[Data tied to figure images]

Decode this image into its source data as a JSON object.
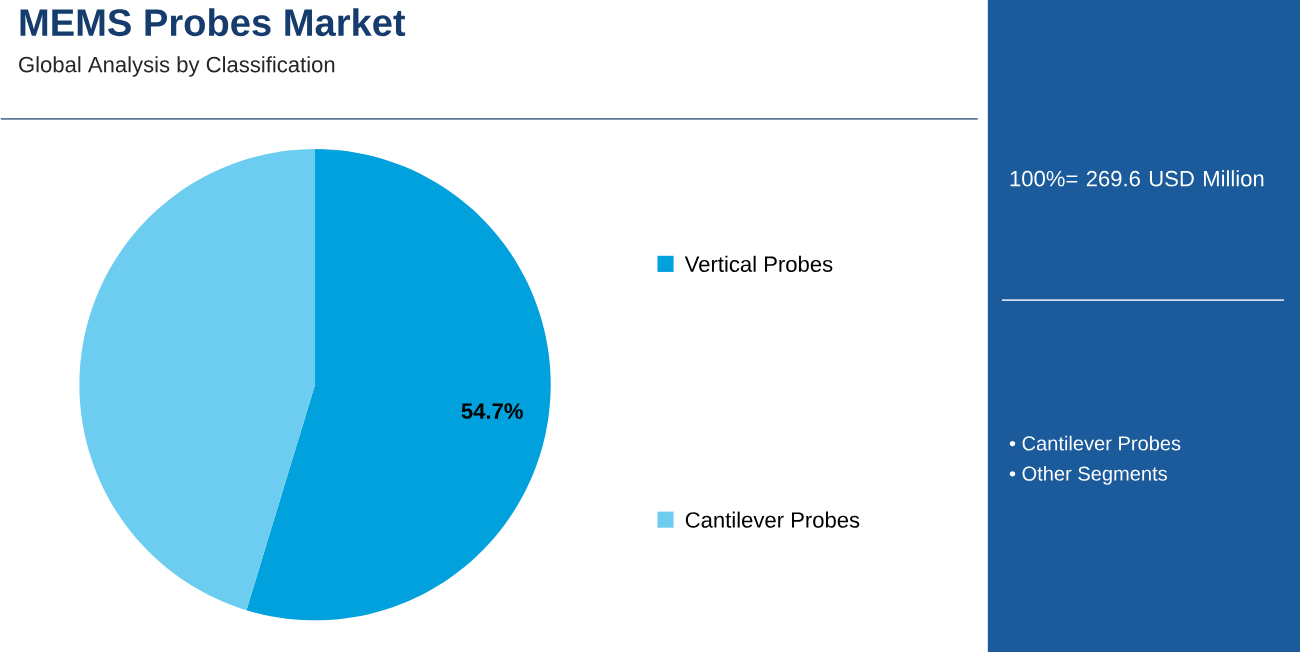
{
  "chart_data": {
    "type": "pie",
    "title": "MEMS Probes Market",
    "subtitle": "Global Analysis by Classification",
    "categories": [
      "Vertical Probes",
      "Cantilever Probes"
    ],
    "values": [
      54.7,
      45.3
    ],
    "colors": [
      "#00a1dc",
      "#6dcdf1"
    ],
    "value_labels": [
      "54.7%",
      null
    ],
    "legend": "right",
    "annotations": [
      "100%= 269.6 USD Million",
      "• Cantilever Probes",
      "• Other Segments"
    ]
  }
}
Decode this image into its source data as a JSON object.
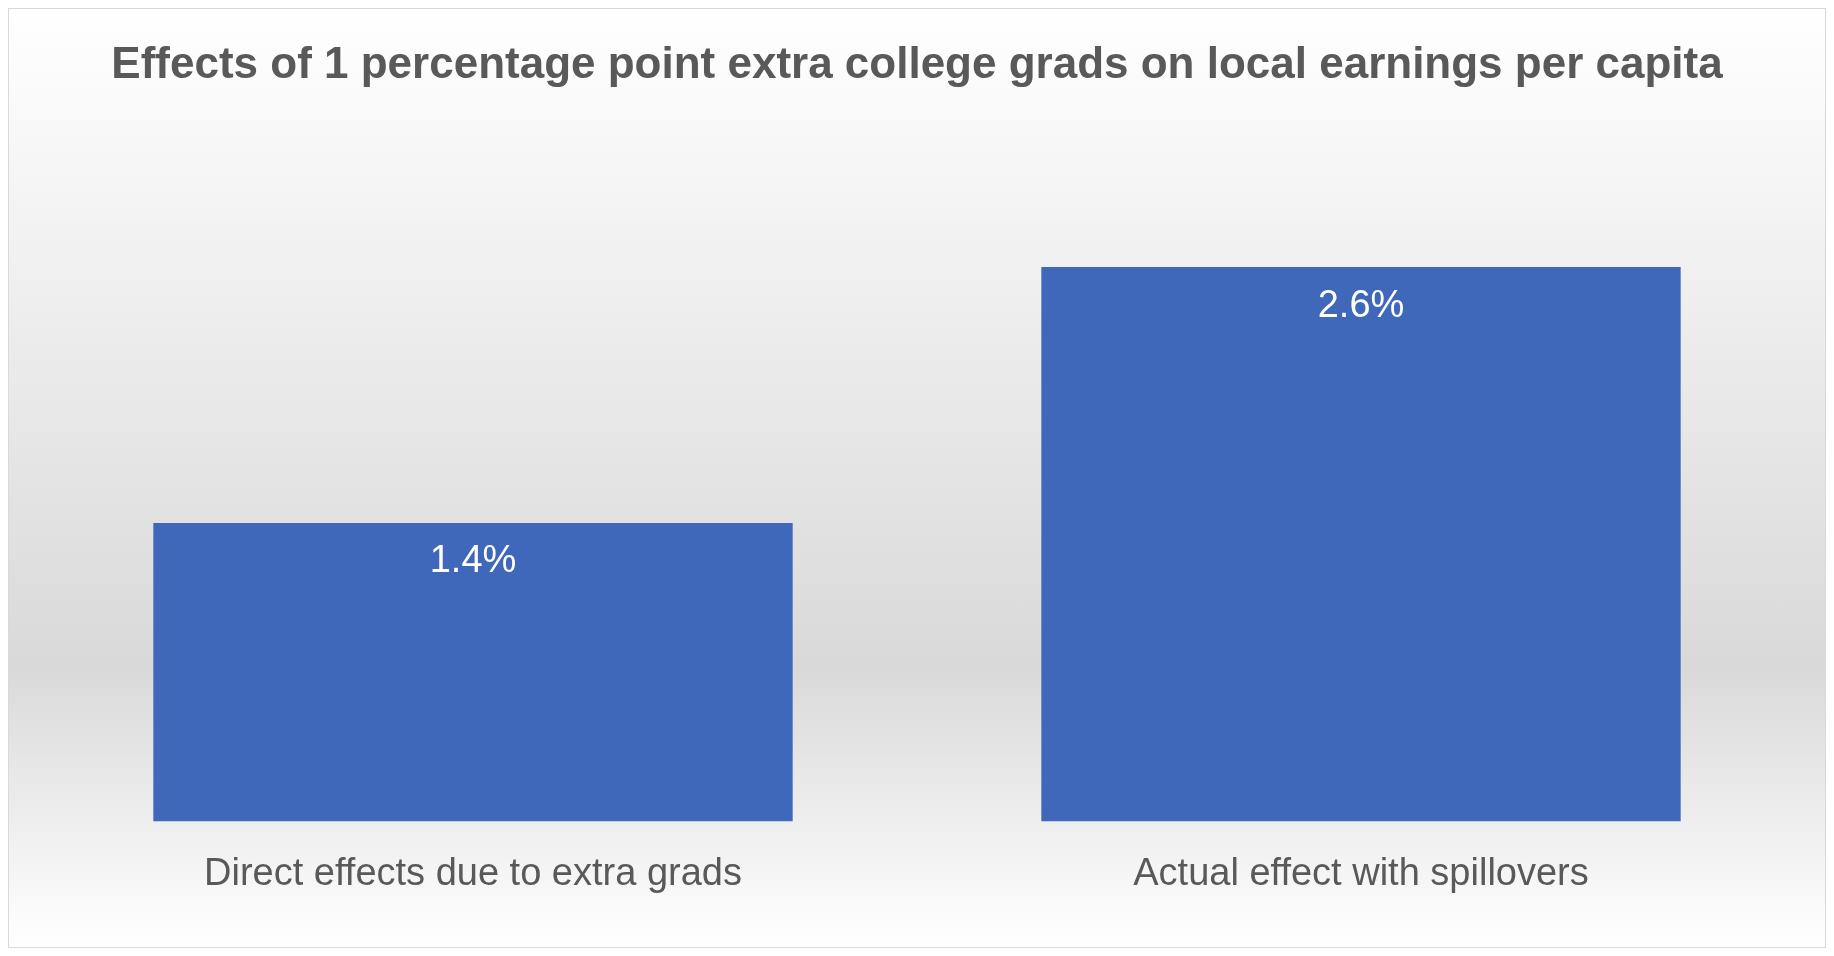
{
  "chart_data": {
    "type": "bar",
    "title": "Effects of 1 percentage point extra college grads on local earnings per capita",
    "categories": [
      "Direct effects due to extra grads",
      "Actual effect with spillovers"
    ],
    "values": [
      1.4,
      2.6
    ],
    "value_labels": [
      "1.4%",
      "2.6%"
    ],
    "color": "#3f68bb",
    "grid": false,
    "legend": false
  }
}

* _EXERCISE DESCRIPTION_
Copy out the whole listing exactly, and don't carry over any pictures.

* _RESPONSE_
Decode this image into its source data as a JSON object.
{
  "chart_data": {
    "type": "pie",
    "title": "MEMS Probes Market",
    "subtitle": "Global Analysis by Classification",
    "categories": [
      "Vertical Probes",
      "Cantilever Probes"
    ],
    "values": [
      54.7,
      45.3
    ],
    "colors": [
      "#00a1dc",
      "#6dcdf1"
    ],
    "value_labels": [
      "54.7%",
      null
    ],
    "legend": "right",
    "annotations": [
      "100%= 269.6 USD Million",
      "• Cantilever Probes",
      "• Other Segments"
    ]
  }
}
Decode this image into its source data as a JSON object.
{
  "chart_data": {
    "type": "bar",
    "title": "Effects of 1 percentage point extra college grads on local earnings per capita",
    "categories": [
      "Direct effects due to extra grads",
      "Actual effect with spillovers"
    ],
    "values": [
      1.4,
      2.6
    ],
    "value_labels": [
      "1.4%",
      "2.6%"
    ],
    "color": "#3f68bb",
    "grid": false,
    "legend": false
  }
}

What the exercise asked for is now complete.